Excerpt from a dataset:

>> START

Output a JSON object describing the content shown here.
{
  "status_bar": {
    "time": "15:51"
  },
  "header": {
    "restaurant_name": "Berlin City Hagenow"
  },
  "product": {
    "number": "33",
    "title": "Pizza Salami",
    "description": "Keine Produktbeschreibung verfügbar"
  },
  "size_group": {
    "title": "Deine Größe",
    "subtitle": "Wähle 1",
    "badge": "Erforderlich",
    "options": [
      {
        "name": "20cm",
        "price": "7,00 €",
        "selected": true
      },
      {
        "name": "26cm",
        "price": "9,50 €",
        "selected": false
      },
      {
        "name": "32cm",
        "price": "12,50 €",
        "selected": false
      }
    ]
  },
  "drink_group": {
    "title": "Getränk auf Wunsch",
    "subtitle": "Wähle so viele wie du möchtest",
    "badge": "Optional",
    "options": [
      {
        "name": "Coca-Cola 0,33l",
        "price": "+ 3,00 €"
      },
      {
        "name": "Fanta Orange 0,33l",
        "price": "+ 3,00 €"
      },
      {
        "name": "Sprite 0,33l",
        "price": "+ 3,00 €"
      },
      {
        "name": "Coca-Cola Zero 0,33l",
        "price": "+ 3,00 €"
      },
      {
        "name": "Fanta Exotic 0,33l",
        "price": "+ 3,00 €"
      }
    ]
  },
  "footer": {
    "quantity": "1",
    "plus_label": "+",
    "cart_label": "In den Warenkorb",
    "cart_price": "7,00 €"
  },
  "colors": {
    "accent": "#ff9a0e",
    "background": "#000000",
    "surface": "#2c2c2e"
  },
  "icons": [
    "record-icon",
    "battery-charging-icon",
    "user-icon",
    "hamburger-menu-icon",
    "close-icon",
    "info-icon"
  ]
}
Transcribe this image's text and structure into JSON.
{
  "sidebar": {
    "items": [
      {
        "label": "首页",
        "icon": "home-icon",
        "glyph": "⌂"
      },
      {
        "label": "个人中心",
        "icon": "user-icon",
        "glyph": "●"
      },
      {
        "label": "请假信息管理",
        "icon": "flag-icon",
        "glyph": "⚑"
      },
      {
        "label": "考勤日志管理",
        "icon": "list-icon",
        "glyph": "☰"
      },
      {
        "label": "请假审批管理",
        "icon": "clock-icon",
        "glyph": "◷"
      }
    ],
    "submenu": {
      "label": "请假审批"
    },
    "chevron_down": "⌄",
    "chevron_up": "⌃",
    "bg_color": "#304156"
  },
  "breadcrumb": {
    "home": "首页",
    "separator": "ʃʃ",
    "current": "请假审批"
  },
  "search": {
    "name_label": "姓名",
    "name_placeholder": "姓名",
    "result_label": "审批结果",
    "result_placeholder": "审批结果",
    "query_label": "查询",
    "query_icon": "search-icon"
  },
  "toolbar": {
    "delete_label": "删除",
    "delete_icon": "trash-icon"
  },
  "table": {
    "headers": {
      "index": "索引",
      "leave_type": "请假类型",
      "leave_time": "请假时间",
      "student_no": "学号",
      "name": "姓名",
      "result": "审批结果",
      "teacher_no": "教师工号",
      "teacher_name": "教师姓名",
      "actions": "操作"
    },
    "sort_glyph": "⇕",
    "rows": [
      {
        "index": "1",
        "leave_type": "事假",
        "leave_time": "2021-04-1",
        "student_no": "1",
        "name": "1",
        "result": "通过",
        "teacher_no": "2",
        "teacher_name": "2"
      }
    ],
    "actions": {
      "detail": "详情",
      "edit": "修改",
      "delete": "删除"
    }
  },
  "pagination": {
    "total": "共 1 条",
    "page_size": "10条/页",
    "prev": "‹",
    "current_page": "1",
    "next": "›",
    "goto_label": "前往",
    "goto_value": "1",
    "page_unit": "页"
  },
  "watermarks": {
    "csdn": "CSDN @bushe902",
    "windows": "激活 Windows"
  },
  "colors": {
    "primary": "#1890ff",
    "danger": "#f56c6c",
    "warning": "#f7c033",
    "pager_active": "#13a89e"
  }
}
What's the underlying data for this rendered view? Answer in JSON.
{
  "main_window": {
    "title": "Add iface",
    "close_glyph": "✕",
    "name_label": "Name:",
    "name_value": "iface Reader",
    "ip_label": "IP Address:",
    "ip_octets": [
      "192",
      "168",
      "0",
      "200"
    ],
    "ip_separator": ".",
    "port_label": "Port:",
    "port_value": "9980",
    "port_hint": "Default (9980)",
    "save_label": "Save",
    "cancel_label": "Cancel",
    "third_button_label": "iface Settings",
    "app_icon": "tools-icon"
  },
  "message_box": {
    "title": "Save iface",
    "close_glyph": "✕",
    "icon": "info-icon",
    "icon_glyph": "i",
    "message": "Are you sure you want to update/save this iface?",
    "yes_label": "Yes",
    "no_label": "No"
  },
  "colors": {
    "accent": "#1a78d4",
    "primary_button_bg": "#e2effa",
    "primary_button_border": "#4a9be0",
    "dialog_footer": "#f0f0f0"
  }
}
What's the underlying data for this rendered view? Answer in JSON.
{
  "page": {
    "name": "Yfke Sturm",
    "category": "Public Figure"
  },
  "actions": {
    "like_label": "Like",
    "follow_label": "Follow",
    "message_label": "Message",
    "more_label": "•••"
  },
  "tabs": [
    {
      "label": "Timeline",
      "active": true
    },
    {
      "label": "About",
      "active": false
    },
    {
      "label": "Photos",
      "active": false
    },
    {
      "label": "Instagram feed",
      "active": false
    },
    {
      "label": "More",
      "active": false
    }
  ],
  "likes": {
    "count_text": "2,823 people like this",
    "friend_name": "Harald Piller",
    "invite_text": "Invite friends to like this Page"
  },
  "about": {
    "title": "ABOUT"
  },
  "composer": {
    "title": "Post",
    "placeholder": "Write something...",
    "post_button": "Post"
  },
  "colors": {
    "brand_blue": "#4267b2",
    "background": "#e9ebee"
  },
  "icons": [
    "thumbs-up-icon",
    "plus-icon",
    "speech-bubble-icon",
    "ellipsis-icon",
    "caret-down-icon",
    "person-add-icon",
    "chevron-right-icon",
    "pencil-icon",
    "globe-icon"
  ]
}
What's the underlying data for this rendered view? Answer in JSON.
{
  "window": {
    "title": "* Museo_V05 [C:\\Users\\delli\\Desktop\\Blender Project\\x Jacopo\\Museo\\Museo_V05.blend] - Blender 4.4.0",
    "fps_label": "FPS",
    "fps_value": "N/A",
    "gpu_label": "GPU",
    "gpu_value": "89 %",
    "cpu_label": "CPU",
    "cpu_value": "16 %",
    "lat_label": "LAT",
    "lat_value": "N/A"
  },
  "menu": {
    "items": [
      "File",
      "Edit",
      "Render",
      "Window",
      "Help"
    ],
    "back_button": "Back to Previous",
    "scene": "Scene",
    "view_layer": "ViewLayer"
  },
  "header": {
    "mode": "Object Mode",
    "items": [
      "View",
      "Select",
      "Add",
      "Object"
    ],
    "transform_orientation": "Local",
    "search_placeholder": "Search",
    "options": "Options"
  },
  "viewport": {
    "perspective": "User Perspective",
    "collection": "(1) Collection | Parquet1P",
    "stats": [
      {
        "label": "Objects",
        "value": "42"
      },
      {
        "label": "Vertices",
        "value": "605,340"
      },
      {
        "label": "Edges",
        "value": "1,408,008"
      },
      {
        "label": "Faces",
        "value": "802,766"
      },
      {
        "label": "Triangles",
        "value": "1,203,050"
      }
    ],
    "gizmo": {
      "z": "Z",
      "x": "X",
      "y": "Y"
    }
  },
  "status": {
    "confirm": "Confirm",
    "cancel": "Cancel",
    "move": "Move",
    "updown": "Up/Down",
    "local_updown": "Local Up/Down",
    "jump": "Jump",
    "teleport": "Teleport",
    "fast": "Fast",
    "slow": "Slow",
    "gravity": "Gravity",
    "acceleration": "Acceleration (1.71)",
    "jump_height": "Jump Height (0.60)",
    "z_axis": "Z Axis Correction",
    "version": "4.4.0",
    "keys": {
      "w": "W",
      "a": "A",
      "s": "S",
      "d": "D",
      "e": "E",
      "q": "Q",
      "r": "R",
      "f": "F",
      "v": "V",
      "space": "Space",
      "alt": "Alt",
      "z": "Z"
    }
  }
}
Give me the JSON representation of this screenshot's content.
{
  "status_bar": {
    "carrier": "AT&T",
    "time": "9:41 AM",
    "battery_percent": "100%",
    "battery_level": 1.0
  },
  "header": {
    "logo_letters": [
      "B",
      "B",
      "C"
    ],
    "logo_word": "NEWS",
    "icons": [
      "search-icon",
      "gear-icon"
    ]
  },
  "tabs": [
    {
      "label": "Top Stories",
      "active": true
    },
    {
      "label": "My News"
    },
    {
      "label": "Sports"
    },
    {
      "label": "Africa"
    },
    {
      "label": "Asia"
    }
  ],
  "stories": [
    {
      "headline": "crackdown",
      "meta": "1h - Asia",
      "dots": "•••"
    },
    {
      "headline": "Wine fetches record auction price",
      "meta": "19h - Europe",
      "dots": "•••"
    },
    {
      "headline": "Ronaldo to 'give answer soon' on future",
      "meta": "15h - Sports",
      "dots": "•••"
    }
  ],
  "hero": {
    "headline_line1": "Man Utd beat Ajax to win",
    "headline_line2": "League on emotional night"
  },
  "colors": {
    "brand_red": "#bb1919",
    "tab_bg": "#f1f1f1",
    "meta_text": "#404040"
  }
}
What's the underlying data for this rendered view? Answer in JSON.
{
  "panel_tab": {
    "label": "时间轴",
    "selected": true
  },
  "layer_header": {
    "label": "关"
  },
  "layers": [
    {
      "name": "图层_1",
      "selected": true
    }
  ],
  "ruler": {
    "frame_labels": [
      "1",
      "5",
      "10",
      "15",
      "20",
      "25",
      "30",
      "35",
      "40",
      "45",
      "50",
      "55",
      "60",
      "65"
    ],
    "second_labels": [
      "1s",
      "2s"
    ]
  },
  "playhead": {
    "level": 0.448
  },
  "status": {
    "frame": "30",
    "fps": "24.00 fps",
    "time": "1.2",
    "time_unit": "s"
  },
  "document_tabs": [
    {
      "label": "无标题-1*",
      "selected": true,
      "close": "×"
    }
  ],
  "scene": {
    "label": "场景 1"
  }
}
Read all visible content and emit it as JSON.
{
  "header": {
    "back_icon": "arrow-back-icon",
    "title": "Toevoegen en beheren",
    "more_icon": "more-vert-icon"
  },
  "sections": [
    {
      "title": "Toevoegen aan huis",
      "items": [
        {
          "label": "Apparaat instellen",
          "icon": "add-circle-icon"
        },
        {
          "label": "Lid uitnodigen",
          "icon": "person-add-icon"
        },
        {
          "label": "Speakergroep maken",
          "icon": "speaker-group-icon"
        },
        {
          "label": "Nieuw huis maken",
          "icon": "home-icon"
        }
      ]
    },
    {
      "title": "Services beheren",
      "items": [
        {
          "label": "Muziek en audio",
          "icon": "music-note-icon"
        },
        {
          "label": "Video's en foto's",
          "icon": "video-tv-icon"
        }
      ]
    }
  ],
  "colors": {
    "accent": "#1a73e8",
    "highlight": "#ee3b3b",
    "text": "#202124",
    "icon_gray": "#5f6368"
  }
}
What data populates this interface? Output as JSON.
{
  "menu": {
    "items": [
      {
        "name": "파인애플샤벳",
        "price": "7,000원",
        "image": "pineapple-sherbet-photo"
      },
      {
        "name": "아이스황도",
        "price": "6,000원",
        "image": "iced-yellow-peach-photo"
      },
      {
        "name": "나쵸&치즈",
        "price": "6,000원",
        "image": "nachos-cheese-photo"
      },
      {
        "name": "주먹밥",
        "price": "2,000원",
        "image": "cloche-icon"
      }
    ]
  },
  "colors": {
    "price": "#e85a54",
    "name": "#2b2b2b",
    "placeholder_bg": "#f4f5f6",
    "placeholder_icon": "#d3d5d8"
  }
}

>> END

**What you will do**:
All lines from the one containing "Read all visible content and emit it as JSON." through the end of the records, both ends included, are to be quoted exactly; please add nothing else.

**Completed task**:
Read all visible content and emit it as JSON.
{
  "header": {
    "back_icon": "arrow-back-icon",
    "title": "Toevoegen en beheren",
    "more_icon": "more-vert-icon"
  },
  "sections": [
    {
      "title": "Toevoegen aan huis",
      "items": [
        {
          "label": "Apparaat instellen",
          "icon": "add-circle-icon"
        },
        {
          "label": "Lid uitnodigen",
          "icon": "person-add-icon"
        },
        {
          "label": "Speakergroep maken",
          "icon": "speaker-group-icon"
        },
        {
          "label": "Nieuw huis maken",
          "icon": "home-icon"
        }
      ]
    },
    {
      "title": "Services beheren",
      "items": [
        {
          "label": "Muziek en audio",
          "icon": "music-note-icon"
        },
        {
          "label": "Video's en foto's",
          "icon": "video-tv-icon"
        }
      ]
    }
  ],
  "colors": {
    "accent": "#1a73e8",
    "highlight": "#ee3b3b",
    "text": "#202124",
    "icon_gray": "#5f6368"
  }
}
What data populates this interface? Output as JSON.
{
  "menu": {
    "items": [
      {
        "name": "파인애플샤벳",
        "price": "7,000원",
        "image": "pineapple-sherbet-photo"
      },
      {
        "name": "아이스황도",
        "price": "6,000원",
        "image": "iced-yellow-peach-photo"
      },
      {
        "name": "나쵸&치즈",
        "price": "6,000원",
        "image": "nachos-cheese-photo"
      },
      {
        "name": "주먹밥",
        "price": "2,000원",
        "image": "cloche-icon"
      }
    ]
  },
  "colors": {
    "price": "#e85a54",
    "name": "#2b2b2b",
    "placeholder_bg": "#f4f5f6",
    "placeholder_icon": "#d3d5d8"
  }
}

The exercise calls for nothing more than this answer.